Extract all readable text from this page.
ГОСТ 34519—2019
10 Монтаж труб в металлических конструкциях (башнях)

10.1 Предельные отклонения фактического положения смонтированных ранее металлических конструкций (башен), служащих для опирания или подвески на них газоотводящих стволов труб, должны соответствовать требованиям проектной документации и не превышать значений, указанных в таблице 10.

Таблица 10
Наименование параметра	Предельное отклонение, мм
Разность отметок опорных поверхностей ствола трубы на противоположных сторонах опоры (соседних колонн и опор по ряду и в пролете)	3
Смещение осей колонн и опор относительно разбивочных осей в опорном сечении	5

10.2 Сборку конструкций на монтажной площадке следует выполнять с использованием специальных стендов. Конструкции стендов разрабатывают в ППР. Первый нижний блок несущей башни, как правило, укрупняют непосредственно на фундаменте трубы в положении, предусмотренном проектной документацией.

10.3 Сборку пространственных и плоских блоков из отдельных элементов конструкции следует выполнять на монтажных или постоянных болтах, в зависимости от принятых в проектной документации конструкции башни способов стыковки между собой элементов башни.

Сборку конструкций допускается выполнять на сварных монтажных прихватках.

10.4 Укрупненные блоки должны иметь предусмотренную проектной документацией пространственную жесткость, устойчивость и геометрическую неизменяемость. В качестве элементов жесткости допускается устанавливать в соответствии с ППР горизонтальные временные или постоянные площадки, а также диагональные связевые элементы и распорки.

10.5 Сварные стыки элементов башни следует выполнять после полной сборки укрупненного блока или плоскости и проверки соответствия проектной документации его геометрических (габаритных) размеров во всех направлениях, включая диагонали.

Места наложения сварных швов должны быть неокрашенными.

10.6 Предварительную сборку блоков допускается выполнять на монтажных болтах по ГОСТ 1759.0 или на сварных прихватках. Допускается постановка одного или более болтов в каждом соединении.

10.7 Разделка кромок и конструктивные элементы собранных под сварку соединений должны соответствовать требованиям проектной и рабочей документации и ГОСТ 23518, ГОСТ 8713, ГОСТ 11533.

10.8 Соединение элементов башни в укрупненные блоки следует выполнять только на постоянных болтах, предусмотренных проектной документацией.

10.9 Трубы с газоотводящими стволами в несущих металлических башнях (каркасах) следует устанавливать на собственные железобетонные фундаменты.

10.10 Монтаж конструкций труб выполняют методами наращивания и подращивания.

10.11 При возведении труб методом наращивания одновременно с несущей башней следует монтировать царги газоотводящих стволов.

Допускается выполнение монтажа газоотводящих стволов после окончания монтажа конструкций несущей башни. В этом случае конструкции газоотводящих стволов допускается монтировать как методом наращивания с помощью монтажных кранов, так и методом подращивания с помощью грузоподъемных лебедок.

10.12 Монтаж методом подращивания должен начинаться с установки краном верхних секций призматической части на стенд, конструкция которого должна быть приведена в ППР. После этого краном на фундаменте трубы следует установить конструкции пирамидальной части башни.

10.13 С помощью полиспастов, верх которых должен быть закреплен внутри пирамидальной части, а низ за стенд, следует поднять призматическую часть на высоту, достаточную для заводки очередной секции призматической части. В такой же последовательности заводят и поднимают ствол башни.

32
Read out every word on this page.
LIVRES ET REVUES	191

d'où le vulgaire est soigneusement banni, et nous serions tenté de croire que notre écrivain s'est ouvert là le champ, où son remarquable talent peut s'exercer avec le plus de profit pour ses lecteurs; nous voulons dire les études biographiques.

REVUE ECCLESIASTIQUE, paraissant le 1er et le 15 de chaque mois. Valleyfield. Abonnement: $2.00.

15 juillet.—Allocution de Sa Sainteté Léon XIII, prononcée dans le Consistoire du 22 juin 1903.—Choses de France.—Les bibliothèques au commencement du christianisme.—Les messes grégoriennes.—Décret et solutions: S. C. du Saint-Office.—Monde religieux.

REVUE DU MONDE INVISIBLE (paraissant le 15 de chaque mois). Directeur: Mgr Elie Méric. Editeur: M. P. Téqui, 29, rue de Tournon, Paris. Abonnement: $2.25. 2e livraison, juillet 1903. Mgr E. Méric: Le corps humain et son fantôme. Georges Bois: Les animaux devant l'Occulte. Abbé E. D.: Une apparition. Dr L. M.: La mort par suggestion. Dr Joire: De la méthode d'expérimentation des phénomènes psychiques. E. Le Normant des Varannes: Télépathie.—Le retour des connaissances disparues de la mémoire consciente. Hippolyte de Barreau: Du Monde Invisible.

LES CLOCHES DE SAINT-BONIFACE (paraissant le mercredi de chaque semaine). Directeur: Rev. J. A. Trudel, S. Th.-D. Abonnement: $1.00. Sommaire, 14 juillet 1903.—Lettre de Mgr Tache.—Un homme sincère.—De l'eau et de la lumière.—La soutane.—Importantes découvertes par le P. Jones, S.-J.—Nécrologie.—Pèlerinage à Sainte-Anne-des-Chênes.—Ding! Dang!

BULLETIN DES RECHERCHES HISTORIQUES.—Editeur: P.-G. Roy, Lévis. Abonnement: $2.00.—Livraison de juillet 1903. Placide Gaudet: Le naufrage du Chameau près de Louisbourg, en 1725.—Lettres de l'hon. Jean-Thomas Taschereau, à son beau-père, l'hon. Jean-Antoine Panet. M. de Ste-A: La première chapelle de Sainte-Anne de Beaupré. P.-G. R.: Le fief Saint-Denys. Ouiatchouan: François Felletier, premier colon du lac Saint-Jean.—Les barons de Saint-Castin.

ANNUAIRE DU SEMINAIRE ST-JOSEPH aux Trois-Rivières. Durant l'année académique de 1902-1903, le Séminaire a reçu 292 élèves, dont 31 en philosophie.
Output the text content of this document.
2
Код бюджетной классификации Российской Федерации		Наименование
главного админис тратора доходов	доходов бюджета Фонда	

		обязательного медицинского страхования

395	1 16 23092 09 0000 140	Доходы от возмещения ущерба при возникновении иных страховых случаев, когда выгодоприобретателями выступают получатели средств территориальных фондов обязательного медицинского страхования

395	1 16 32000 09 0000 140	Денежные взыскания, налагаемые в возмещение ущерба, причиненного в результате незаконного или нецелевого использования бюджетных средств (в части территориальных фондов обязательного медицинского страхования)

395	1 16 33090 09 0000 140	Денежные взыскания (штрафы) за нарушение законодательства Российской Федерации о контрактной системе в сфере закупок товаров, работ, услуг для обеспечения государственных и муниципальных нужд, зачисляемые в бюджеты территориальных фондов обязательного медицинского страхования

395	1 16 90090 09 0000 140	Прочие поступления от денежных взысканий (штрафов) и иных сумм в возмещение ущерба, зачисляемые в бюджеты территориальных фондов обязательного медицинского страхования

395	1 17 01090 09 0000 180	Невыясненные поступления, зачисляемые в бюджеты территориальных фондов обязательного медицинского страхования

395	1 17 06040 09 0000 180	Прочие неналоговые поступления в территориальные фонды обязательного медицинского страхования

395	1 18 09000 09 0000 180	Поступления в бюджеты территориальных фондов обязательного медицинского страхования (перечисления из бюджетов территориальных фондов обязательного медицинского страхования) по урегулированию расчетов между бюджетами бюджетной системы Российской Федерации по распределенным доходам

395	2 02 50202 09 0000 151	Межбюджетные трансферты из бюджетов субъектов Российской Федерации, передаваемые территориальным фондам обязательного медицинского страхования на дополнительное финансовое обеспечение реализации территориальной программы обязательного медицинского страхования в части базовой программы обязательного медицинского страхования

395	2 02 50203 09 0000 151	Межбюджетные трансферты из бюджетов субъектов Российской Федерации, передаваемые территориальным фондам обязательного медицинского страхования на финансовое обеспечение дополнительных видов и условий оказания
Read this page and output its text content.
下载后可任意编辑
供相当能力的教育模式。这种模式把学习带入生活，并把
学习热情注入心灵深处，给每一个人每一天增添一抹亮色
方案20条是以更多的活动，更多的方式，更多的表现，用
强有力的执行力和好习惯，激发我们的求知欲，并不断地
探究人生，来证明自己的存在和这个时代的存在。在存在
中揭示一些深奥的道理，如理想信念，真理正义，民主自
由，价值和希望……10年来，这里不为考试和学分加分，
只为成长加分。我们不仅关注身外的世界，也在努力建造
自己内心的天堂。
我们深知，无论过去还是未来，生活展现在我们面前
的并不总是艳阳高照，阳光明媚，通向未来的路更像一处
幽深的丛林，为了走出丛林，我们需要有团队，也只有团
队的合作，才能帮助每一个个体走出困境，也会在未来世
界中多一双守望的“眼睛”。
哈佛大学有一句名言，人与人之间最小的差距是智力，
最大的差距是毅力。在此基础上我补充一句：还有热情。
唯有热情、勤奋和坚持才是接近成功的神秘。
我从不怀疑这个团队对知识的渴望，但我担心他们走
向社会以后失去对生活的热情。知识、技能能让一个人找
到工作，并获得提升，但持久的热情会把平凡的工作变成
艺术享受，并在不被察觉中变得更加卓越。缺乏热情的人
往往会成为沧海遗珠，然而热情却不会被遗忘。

_ _ _ _

Aim of the task: Write down every line of the data above that includes the string "колонн".

Response to the exercise:
Разность отметок опорных поверхностей ствола трубы на противоположных сторонах опоры (соседних колонн и опор по ряду и в пролете)	3
Смещение осей колонн и опор относительно разбивочных осей в опорном сечении	5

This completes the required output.